* [Directions]:
Leave the pictures out, and retype all of the material exactly as written.

* [Data excerpts]:
━━━━━━━━━━━━━━━━

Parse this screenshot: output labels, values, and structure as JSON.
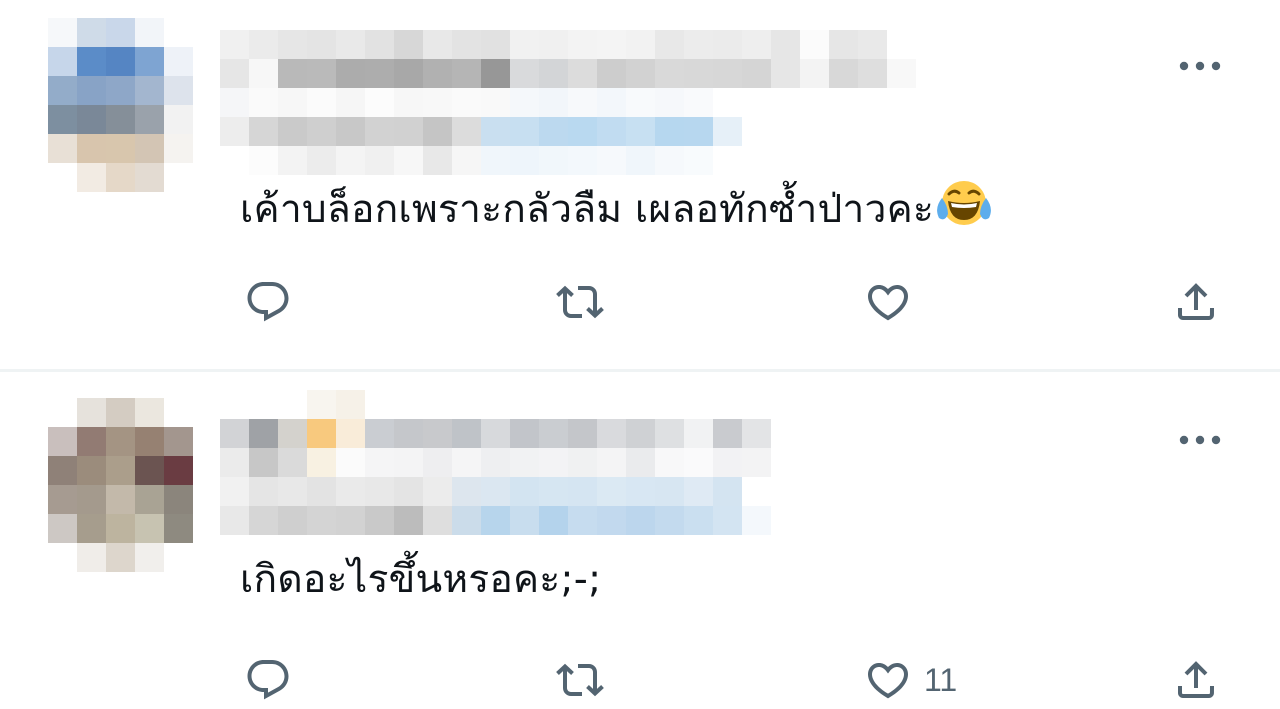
{
  "tweets": [
    {
      "text": "เค้าบล็อกเพราะกลัวลืม เผลอทักซ้ำป่าวคะ",
      "emoji": "face-with-tears-of-joy",
      "reply_count": "",
      "retweet_count": "",
      "like_count": ""
    },
    {
      "text": "เกิดอะไรขึ้นหรอคะ;-;",
      "emoji": "",
      "reply_count": "",
      "retweet_count": "",
      "like_count": "11"
    }
  ],
  "icons": {
    "reply": "reply-icon",
    "retweet": "retweet-icon",
    "like": "heart-icon",
    "share": "share-icon",
    "more": "more-options-icon"
  },
  "colors": {
    "icon": "#536471",
    "text": "#0f1419",
    "divider": "#eff3f4",
    "emoji_face": "#ffcc4d",
    "emoji_tears": "#5dadec"
  }
}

━━━━━━━━━━━━━━━━

* [Task result]:
Parse this screenshot: output labels, values, and structure as JSON.
{
  "tweets": [
    {
      "text": "เค้าบล็อกเพราะกลัวลืม เผลอทักซ้ำป่าวคะ",
      "emoji": "face-with-tears-of-joy",
      "reply_count": "",
      "retweet_count": "",
      "like_count": ""
    },
    {
      "text": "เกิดอะไรขึ้นหรอคะ;-;",
      "emoji": "",
      "reply_count": "",
      "retweet_count": "",
      "like_count": "11"
    }
  ],
  "icons": {
    "reply": "reply-icon",
    "retweet": "retweet-icon",
    "like": "heart-icon",
    "share": "share-icon",
    "more": "more-options-icon"
  },
  "colors": {
    "icon": "#536471",
    "text": "#0f1419",
    "divider": "#eff3f4",
    "emoji_face": "#ffcc4d",
    "emoji_tears": "#5dadec"
  }
}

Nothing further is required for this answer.